(Material for the task):
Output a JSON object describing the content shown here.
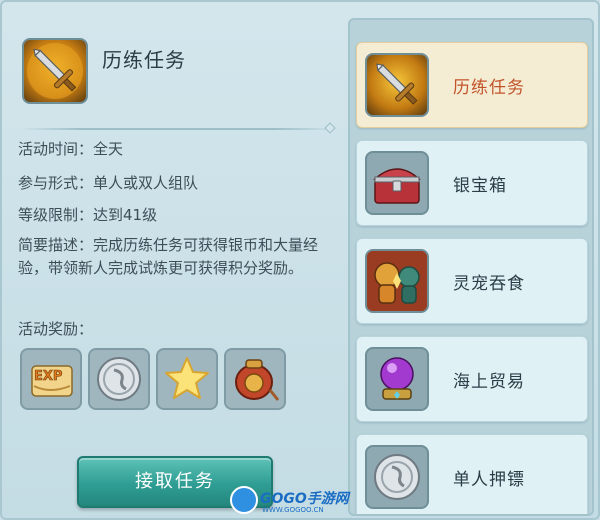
{
  "detail": {
    "title": "历练任务",
    "title_icon": "crossed-swords-icon",
    "info": [
      {
        "label": "活动时间：",
        "value": "全天"
      },
      {
        "label": "参与形式：",
        "value": "单人或双人组队"
      },
      {
        "label": "等级限制：",
        "value": "达到41级"
      }
    ],
    "description_label": "简要描述：",
    "description": "完成历练任务可获得银币和大量经验，带领新人完成试炼更可获得积分奖励。",
    "reward_label": "活动奖励：",
    "rewards": [
      {
        "icon": "exp-scroll-icon"
      },
      {
        "icon": "silver-coin-icon"
      },
      {
        "icon": "star-icon"
      },
      {
        "icon": "reputation-pouch-icon"
      }
    ],
    "accept_button": "接取任务"
  },
  "task_list": [
    {
      "label": "历练任务",
      "icon": "crossed-swords-icon",
      "selected": true
    },
    {
      "label": "银宝箱",
      "icon": "treasure-chest-icon",
      "selected": false
    },
    {
      "label": "灵宠吞食",
      "icon": "spirit-pets-icon",
      "selected": false
    },
    {
      "label": "海上贸易",
      "icon": "crystal-ball-icon",
      "selected": false
    },
    {
      "label": "单人押镖",
      "icon": "silver-coin-icon",
      "selected": false
    }
  ],
  "watermark": {
    "brand": "GOGO手游网",
    "url": "WWW.GOGOO.CN"
  },
  "colors": {
    "selected_label": "#c2542b",
    "accept_button": "#2f9d93",
    "panel_bg": "#d3e6ec"
  }
}
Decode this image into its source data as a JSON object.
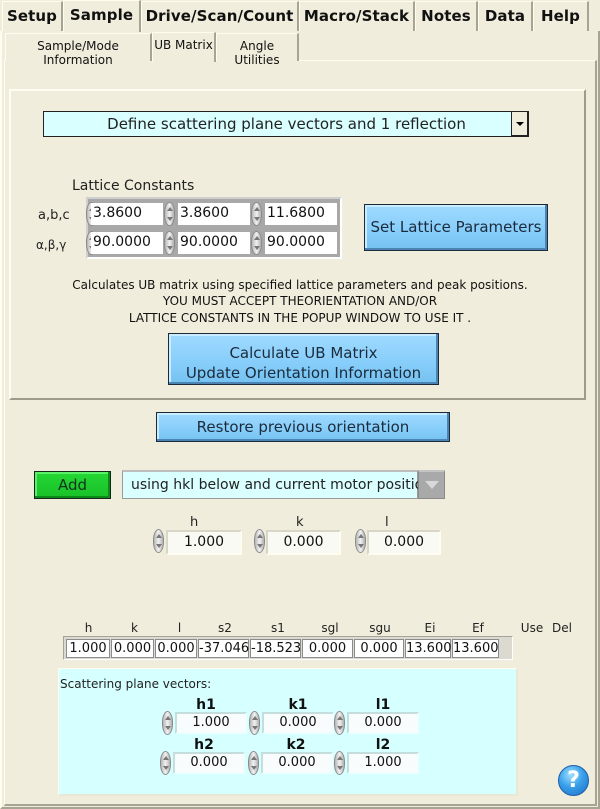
{
  "main_tabs": [
    {
      "label": "Setup",
      "active": false
    },
    {
      "label": "Sample",
      "active": true
    },
    {
      "label": "Drive/Scan/Count",
      "active": false
    },
    {
      "label": "Macro/Stack",
      "active": false
    },
    {
      "label": "Notes",
      "active": false
    },
    {
      "label": "Data",
      "active": false
    },
    {
      "label": "Help",
      "active": false
    }
  ],
  "sub_tabs": [
    {
      "label": "Sample/Mode Information",
      "active": false
    },
    {
      "label": "UB Matrix",
      "active": true
    },
    {
      "label": "Angle Utilities",
      "active": false
    }
  ],
  "mode_select": {
    "value": "Define scattering plane vectors and 1 reflection"
  },
  "lattice": {
    "title": "Lattice Constants",
    "abc_label": "a,b,c",
    "angles_label": "α,β,γ",
    "a": "3.8600",
    "b": "3.8600",
    "c": "11.6800",
    "alpha": "90.0000",
    "beta": "90.0000",
    "gamma": "90.0000",
    "set_button": "Set Lattice Parameters"
  },
  "description": {
    "line1": "Calculates UB matrix using specified lattice parameters and peak positions.",
    "line2": "YOU MUST ACCEPT THEORIENTATION AND/OR",
    "line3": "LATTICE CONSTANTS IN THE POPUP WINDOW TO USE IT ."
  },
  "calculate_button": {
    "line1": "Calculate UB Matrix",
    "line2": "Update Orientation Information"
  },
  "restore_button": "Restore previous orientation",
  "add": {
    "button": "Add",
    "mode": "using hkl below and current motor positions",
    "h_label": "h",
    "k_label": "k",
    "l_label": "l",
    "h": "1.000",
    "k": "0.000",
    "l": "0.000"
  },
  "reflections": {
    "headers": [
      "h",
      "k",
      "l",
      "s2",
      "s1",
      "sgl",
      "sgu",
      "Ei",
      "Ef",
      "Use",
      "Del"
    ],
    "rows": [
      [
        "1.000",
        "0.000",
        "0.000",
        "-37.046",
        "-18.523",
        "0.000",
        "0.000",
        "13.600",
        "13.600"
      ]
    ]
  },
  "scattering_plane": {
    "title": "Scattering plane vectors:",
    "labels": [
      "h1",
      "k1",
      "l1",
      "h2",
      "k2",
      "l2"
    ],
    "h1": "1.000",
    "k1": "0.000",
    "l1": "0.000",
    "h2": "0.000",
    "k2": "0.000",
    "l2": "1.000"
  },
  "help_icon": "?"
}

(Work to be completed):
Copy all lines above containing the string "crossed".

(Answer below):
    "title_icon": "crossed-swords-icon",
      "icon": "crossed-swords-icon",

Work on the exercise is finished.